WHAT THE TASK ASKS:
Restate each of the lines given below, word for word.

EXERCISE DATA:

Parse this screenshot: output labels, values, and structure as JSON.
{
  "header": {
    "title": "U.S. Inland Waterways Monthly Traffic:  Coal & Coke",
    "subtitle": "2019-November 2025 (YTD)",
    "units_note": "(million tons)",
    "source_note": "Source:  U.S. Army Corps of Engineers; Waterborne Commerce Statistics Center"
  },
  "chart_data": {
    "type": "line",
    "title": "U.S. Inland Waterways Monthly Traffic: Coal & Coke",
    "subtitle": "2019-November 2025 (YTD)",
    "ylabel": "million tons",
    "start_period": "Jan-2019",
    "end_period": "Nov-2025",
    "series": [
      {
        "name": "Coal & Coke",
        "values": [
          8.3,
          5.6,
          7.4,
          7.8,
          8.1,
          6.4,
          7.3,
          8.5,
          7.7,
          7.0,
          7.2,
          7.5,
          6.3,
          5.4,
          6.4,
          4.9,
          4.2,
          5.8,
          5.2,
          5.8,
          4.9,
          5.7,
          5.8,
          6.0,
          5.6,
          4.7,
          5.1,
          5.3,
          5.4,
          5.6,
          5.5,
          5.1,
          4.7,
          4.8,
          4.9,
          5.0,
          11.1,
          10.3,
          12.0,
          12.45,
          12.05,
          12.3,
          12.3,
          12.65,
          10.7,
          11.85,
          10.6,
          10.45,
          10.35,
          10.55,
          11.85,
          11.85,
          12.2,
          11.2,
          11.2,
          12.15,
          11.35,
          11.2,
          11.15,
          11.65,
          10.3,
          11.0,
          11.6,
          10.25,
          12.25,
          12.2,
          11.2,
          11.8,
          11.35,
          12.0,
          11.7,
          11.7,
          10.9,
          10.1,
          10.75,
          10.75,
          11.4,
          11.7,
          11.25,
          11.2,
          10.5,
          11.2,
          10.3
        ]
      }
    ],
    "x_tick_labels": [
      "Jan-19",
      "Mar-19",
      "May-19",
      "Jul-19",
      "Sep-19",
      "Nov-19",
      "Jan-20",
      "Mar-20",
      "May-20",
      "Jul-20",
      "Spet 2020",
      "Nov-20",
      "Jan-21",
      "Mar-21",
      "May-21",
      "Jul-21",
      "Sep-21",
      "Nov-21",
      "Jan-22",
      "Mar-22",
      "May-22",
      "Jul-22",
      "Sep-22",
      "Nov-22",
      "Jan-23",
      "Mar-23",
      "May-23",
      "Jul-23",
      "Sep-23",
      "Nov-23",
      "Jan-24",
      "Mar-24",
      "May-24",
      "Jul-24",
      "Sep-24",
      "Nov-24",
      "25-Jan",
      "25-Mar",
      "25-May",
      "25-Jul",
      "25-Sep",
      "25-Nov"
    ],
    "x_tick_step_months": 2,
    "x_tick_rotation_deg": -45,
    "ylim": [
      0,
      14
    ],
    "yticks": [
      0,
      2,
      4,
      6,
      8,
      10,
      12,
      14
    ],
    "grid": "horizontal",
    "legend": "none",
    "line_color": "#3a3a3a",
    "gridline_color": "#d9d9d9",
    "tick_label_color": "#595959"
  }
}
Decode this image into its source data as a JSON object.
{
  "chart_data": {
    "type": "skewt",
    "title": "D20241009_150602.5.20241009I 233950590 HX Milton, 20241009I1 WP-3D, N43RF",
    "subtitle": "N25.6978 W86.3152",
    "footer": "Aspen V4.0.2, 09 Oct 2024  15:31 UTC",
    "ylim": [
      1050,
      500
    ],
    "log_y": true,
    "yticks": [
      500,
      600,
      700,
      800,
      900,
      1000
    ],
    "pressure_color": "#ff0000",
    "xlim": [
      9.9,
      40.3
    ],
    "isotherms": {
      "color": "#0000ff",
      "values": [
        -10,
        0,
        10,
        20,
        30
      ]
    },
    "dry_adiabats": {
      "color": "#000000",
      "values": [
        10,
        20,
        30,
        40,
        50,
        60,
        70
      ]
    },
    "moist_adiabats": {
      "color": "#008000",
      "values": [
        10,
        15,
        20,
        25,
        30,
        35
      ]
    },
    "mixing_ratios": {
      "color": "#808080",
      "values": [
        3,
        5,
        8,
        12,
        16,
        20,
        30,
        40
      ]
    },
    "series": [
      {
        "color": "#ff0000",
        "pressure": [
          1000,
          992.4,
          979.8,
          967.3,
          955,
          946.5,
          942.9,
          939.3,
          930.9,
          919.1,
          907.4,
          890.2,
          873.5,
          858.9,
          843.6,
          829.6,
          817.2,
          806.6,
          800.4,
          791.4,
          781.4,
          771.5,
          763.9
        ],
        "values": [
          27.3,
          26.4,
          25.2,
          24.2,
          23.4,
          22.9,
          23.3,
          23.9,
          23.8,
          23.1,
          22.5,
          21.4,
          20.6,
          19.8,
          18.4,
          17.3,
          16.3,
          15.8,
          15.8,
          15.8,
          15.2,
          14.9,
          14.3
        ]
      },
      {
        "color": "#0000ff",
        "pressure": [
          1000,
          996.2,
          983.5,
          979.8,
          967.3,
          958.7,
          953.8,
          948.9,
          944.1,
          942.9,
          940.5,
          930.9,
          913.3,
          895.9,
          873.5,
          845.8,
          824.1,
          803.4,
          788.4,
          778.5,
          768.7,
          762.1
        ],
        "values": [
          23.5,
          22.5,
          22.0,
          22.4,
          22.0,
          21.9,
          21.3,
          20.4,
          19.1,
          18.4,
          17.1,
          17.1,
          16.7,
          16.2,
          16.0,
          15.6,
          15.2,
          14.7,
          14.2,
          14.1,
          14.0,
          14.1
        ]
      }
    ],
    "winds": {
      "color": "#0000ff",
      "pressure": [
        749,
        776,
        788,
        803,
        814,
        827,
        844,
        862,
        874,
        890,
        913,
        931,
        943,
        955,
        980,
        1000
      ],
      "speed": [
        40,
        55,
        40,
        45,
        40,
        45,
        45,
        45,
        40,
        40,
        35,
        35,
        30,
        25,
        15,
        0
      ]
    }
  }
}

TASK ANSWER:
Parse this screenshot: output labels, values, and structure as JSON.
{
  "header": {
    "title": "U.S. Inland Waterways Monthly Traffic:  Coal & Coke",
    "subtitle": "2019-November 2025 (YTD)",
    "units_note": "(million tons)",
    "source_note": "Source:  U.S. Army Corps of Engineers; Waterborne Commerce Statistics Center"
  },
  "chart_data": {
    "type": "line",
    "title": "U.S. Inland Waterways Monthly Traffic: Coal & Coke",
    "subtitle": "2019-November 2025 (YTD)",
    "ylabel": "million tons",
    "start_period": "Jan-2019",
    "end_period": "Nov-2025",
    "series": [
      {
        "name": "Coal & Coke",
        "values": [
          8.3,
          5.6,
          7.4,
          7.8,
          8.1,
          6.4,
          7.3,
          8.5,
          7.7,
          7.0,
          7.2,
          7.5,
          6.3,
          5.4,
          6.4,
          4.9,
          4.2,
          5.8,
          5.2,
          5.8,
          4.9,
          5.7,
          5.8,
          6.0,
          5.6,
          4.7,
          5.1,
          5.3,
          5.4,
          5.6,
          5.5,
          5.1,
          4.7,
          4.8,
          4.9,
          5.0,
          11.1,
          10.3,
          12.0,
          12.45,
          12.05,
          12.3,
          12.3,
          12.65,
          10.7,
          11.85,
          10.6,
          10.45,
          10.35,
          10.55,
          11.85,
          11.85,
          12.2,
          11.2,
          11.2,
          12.15,
          11.35,
          11.2,
          11.15,
          11.65,
          10.3,
          11.0,
          11.6,
          10.25,
          12.25,
          12.2,
          11.2,
          11.8,
          11.35,
          12.0,
          11.7,
          11.7,
          10.9,
          10.1,
          10.75,
          10.75,
          11.4,
          11.7,
          11.25,
          11.2,
          10.5,
          11.2,
          10.3
        ]
      }
    ],
    "x_tick_labels": [
      "Jan-19",
      "Mar-19",
      "May-19",
      "Jul-19",
      "Sep-19",
      "Nov-19",
      "Jan-20",
      "Mar-20",
      "May-20",
      "Jul-20",
      "Spet 2020",
      "Nov-20",
      "Jan-21",
      "Mar-21",
      "May-21",
      "Jul-21",
      "Sep-21",
      "Nov-21",
      "Jan-22",
      "Mar-22",
      "May-22",
      "Jul-22",
      "Sep-22",
      "Nov-22",
      "Jan-23",
      "Mar-23",
      "May-23",
      "Jul-23",
      "Sep-23",
      "Nov-23",
      "Jan-24",
      "Mar-24",
      "May-24",
      "Jul-24",
      "Sep-24",
      "Nov-24",
      "25-Jan",
      "25-Mar",
      "25-May",
      "25-Jul",
      "25-Sep",
      "25-Nov"
    ],
    "x_tick_step_months": 2,
    "x_tick_rotation_deg": -45,
    "ylim": [
      0,
      14
    ],
    "yticks": [
      0,
      2,
      4,
      6,
      8,
      10,
      12,
      14
    ],
    "grid": "horizontal",
    "legend": "none",
    "line_color": "#3a3a3a",
    "gridline_color": "#d9d9d9",
    "tick_label_color": "#595959"
  }
}
Decode this image into its source data as a JSON object.
{
  "chart_data": {
    "type": "skewt",
    "title": "D20241009_150602.5.20241009I 233950590 HX Milton, 20241009I1 WP-3D, N43RF",
    "subtitle": "N25.6978 W86.3152",
    "footer": "Aspen V4.0.2, 09 Oct 2024  15:31 UTC",
    "ylim": [
      1050,
      500
    ],
    "log_y": true,
    "yticks": [
      500,
      600,
      700,
      800,
      900,
      1000
    ],
    "pressure_color": "#ff0000",
    "xlim": [
      9.9,
      40.3
    ],
    "isotherms": {
      "color": "#0000ff",
      "values": [
        -10,
        0,
        10,
        20,
        30
      ]
    },
    "dry_adiabats": {
      "color": "#000000",
      "values": [
        10,
        20,
        30,
        40,
        50,
        60,
        70
      ]
    },
    "moist_adiabats": {
      "color": "#008000",
      "values": [
        10,
        15,
        20,
        25,
        30,
        35
      ]
    },
    "mixing_ratios": {
      "color": "#808080",
      "values": [
        3,
        5,
        8,
        12,
        16,
        20,
        30,
        40
      ]
    },
    "series": [
      {
        "color": "#ff0000",
        "pressure": [
          1000,
          992.4,
          979.8,
          967.3,
          955,
          946.5,
          942.9,
          939.3,
          930.9,
          919.1,
          907.4,
          890.2,
          873.5,
          858.9,
          843.6,
          829.6,
          817.2,
          806.6,
          800.4,
          791.4,
          781.4,
          771.5,
          763.9
        ],
        "values": [
          27.3,
          26.4,
          25.2,
          24.2,
          23.4,
          22.9,
          23.3,
          23.9,
          23.8,
          23.1,
          22.5,
          21.4,
          20.6,
          19.8,
          18.4,
          17.3,
          16.3,
          15.8,
          15.8,
          15.8,
          15.2,
          14.9,
          14.3
        ]
      },
      {
        "color": "#0000ff",
        "pressure": [
          1000,
          996.2,
          983.5,
          979.8,
          967.3,
          958.7,
          953.8,
          948.9,
          944.1,
          942.9,
          940.5,
          930.9,
          913.3,
          895.9,
          873.5,
          845.8,
          824.1,
          803.4,
          788.4,
          778.5,
          768.7,
          762.1
        ],
        "values": [
          23.5,
          22.5,
          22.0,
          22.4,
          22.0,
          21.9,
          21.3,
          20.4,
          19.1,
          18.4,
          17.1,
          17.1,
          16.7,
          16.2,
          16.0,
          15.6,
          15.2,
          14.7,
          14.2,
          14.1,
          14.0,
          14.1
        ]
      }
    ],
    "winds": {
      "color": "#0000ff",
      "pressure": [
        749,
        776,
        788,
        803,
        814,
        827,
        844,
        862,
        874,
        890,
        913,
        931,
        943,
        955,
        980,
        1000
      ],
      "speed": [
        40,
        55,
        40,
        45,
        40,
        45,
        45,
        45,
        40,
        40,
        35,
        35,
        30,
        25,
        15,
        0
      ]
    }
  }
}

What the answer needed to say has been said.